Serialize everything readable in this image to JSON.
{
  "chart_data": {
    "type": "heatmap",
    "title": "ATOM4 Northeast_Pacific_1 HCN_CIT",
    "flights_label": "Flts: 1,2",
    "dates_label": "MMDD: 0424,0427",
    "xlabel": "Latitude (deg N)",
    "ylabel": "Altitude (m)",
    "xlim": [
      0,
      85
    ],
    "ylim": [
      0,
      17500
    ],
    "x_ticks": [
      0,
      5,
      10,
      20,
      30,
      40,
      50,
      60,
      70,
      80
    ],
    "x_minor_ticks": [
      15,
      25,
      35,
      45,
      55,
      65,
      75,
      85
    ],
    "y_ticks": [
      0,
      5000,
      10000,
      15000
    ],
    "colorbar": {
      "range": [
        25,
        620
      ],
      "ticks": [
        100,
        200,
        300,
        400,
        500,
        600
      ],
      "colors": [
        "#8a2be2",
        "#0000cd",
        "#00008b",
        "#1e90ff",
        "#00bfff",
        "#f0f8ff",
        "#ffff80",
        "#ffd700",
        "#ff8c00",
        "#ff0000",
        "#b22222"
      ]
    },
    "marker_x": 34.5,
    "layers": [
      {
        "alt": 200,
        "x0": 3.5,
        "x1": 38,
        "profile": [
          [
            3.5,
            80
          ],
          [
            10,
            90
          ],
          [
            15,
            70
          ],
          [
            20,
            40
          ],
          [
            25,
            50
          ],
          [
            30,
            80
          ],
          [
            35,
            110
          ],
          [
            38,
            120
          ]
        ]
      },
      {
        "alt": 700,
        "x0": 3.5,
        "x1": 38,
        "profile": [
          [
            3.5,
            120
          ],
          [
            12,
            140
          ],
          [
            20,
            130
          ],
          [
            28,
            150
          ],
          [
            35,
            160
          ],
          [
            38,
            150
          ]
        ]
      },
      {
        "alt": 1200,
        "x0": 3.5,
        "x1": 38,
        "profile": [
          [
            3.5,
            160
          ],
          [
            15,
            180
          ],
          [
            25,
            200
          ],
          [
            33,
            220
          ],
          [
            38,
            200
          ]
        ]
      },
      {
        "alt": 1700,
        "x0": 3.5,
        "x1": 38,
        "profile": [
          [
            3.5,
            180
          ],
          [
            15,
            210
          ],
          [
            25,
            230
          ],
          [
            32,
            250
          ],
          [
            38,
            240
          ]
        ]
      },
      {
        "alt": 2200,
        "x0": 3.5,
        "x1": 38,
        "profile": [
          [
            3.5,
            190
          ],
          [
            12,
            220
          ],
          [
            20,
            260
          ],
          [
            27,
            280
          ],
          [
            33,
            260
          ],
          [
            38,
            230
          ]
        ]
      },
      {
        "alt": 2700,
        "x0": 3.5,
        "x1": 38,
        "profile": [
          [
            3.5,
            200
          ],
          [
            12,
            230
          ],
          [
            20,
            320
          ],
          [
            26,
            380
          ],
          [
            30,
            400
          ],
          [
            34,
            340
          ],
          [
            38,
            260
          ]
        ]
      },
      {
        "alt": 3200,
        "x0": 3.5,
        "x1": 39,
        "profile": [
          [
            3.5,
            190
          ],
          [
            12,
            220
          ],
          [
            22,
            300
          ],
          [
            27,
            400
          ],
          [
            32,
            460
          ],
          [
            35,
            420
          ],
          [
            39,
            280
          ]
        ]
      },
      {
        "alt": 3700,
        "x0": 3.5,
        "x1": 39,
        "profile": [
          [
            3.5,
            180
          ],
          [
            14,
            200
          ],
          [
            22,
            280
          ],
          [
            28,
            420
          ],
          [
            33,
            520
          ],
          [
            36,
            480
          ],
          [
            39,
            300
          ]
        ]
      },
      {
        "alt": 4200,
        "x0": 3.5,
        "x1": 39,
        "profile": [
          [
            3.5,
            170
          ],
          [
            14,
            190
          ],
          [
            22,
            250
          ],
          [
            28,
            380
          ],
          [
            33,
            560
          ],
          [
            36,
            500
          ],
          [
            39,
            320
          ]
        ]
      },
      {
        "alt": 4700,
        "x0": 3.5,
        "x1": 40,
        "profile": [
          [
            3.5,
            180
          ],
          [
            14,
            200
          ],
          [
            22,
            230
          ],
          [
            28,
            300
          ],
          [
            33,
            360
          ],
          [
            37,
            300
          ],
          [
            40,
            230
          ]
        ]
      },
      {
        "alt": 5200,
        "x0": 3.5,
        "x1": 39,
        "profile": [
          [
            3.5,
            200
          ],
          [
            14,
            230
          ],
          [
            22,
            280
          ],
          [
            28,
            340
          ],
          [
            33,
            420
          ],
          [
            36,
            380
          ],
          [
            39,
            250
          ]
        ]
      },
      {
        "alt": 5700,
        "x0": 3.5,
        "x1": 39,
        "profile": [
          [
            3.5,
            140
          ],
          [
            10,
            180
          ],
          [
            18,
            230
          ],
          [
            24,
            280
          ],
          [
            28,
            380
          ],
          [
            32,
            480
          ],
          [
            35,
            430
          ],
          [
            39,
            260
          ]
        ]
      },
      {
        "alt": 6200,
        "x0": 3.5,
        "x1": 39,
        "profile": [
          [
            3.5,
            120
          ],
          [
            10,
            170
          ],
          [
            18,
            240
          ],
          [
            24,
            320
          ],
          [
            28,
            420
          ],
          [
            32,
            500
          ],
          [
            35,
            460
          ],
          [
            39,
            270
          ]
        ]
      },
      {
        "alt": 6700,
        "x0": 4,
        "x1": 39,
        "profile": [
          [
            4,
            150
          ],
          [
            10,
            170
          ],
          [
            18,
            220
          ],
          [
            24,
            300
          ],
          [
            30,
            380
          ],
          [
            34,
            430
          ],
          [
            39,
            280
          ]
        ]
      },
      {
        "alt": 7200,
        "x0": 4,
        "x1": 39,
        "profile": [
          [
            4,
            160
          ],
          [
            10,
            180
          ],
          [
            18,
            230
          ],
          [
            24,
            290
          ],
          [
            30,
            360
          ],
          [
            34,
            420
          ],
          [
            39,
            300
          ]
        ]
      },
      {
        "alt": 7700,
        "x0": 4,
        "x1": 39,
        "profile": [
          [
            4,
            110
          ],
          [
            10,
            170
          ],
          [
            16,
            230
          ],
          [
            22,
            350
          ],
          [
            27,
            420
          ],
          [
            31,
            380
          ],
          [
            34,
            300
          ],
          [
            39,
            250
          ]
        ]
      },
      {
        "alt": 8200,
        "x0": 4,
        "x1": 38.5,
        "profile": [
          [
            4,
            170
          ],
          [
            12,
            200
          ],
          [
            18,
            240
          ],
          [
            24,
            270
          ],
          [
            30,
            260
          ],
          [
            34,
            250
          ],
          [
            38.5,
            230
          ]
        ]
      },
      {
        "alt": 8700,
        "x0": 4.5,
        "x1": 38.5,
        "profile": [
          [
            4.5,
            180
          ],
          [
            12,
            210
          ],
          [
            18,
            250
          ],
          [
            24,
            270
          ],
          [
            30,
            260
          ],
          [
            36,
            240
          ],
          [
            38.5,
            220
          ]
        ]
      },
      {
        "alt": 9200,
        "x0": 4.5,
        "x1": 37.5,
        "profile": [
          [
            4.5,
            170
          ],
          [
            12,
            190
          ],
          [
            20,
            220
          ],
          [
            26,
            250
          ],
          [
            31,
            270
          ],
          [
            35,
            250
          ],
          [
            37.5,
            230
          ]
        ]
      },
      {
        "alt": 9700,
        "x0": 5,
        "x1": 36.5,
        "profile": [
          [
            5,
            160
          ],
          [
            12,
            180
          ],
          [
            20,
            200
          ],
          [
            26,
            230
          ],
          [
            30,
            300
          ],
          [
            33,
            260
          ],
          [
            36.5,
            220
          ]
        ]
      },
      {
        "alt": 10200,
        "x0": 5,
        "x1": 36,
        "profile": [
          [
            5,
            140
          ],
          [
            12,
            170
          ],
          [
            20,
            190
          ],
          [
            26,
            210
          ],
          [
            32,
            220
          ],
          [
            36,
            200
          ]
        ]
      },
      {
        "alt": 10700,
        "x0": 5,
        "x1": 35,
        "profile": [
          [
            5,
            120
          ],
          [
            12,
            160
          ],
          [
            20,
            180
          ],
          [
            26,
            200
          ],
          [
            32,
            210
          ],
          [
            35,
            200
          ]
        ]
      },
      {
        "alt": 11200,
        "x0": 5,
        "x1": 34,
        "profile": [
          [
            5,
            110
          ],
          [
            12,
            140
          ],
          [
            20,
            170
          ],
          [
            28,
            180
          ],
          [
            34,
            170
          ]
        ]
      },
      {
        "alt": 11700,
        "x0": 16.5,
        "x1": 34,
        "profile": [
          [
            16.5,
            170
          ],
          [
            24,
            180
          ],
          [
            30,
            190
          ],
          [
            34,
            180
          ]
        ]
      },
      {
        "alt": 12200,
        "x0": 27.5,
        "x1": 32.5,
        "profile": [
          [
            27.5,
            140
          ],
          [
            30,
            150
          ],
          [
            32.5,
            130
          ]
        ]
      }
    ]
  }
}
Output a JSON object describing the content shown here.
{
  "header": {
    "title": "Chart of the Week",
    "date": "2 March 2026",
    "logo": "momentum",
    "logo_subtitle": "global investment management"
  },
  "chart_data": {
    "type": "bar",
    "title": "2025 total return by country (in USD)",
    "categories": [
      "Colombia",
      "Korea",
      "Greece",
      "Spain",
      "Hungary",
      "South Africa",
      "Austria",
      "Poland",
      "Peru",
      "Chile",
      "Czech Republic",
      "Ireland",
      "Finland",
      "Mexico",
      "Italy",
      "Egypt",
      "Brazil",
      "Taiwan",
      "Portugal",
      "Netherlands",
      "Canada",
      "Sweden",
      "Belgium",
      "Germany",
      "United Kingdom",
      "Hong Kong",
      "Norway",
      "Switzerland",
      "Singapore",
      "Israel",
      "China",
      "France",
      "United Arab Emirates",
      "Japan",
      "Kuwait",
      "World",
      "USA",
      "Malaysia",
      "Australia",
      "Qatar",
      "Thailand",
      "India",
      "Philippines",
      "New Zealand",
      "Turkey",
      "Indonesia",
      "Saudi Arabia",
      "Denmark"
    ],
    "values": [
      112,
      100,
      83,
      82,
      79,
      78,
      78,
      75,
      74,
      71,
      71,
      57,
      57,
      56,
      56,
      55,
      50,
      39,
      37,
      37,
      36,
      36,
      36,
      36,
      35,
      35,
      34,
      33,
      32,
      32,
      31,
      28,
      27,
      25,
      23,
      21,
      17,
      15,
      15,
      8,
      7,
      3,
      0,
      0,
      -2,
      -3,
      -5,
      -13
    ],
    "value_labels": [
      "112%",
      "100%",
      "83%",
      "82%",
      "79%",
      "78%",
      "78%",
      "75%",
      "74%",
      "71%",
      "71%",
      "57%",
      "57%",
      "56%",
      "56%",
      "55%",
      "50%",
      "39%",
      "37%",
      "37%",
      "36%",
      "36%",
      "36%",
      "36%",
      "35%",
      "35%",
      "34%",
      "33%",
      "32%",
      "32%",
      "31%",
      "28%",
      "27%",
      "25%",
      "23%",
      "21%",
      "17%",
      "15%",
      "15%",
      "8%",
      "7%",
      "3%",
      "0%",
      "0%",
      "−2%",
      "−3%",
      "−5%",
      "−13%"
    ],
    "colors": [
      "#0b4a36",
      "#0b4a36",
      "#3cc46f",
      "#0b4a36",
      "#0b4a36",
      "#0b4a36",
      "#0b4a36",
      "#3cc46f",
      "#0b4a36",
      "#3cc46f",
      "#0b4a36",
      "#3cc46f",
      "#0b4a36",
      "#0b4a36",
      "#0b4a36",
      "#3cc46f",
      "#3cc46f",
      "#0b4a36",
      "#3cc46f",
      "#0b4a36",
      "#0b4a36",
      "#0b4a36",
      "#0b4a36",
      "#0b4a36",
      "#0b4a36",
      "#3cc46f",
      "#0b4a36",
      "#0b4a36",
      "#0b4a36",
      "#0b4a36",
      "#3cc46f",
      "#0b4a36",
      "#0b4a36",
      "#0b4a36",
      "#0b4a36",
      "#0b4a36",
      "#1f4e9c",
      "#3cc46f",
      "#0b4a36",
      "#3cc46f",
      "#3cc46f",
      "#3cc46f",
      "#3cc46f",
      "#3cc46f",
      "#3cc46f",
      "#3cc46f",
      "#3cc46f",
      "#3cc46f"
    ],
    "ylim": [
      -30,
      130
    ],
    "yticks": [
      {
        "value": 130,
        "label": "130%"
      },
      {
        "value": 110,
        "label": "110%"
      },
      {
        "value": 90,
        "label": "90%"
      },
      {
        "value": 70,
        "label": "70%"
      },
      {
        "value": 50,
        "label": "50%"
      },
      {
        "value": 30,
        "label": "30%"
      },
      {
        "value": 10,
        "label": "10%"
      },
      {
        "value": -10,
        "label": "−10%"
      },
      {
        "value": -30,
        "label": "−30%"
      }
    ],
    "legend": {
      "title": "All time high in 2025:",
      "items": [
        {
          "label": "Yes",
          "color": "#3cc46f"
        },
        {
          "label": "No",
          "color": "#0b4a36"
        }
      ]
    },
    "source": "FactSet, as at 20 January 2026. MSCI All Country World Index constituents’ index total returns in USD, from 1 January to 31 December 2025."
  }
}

> _Requirement_: Work out how many lines above contain the word "JSON". Give only the number.

> _Full solution_: 2